### YOUR TASK:
Report the count of lines below in which the string "HTML" occurs; include nothing else.

Collected data entries

********

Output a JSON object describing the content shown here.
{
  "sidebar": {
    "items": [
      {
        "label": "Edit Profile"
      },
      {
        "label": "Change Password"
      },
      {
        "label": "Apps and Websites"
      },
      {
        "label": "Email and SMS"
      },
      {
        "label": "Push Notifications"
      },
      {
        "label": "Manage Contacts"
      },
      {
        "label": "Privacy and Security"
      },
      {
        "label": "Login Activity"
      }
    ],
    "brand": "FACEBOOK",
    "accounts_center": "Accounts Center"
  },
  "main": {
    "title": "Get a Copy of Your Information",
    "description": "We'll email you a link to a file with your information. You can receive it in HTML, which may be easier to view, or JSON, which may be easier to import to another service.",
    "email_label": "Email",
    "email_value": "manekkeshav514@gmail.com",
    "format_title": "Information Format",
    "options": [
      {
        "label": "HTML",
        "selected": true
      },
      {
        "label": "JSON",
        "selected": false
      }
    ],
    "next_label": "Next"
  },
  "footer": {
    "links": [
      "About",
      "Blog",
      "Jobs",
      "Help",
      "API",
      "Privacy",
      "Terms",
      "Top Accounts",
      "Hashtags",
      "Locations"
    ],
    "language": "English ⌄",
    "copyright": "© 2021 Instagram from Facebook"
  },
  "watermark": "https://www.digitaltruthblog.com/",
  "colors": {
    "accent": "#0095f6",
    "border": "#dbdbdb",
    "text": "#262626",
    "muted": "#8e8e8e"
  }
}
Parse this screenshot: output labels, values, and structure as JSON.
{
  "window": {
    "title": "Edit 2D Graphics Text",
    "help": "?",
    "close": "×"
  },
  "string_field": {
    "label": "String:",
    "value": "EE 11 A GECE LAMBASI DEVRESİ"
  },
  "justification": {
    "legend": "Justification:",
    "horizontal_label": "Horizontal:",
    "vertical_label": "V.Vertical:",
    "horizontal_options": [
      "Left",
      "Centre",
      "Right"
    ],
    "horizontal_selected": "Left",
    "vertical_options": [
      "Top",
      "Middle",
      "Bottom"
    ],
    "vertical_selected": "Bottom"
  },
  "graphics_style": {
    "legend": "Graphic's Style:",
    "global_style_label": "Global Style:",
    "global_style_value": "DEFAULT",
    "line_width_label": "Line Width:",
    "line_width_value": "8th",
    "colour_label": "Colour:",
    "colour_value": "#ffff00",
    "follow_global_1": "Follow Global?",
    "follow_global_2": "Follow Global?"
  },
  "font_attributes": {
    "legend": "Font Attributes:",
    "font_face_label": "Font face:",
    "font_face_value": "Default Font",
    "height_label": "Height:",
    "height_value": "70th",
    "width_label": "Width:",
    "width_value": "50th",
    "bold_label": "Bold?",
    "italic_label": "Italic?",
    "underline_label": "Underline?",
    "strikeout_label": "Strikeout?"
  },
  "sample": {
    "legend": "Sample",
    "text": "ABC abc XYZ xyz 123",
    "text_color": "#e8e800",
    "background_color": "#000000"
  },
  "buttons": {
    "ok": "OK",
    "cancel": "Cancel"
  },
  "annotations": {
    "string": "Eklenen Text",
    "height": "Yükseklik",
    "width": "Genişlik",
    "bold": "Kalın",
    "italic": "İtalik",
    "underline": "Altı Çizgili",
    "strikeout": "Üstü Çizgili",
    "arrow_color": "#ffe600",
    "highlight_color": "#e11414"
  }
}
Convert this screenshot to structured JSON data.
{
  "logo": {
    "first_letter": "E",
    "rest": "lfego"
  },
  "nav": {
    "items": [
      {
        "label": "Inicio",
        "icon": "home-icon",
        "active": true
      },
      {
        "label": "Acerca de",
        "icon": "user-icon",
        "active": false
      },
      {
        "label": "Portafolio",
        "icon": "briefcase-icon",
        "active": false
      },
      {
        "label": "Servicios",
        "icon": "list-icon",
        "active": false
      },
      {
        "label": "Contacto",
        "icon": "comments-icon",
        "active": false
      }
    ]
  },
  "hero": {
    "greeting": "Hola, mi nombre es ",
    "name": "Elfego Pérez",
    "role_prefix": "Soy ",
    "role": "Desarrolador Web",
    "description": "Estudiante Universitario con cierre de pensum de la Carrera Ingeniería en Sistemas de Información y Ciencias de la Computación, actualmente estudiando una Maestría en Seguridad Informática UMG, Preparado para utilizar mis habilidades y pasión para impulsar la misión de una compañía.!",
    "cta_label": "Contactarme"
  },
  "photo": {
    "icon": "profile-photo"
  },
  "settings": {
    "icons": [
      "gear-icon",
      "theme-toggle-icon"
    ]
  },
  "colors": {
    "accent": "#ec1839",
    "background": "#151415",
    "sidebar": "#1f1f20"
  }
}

********

### ANSWER TO THIS PROBLEM:
2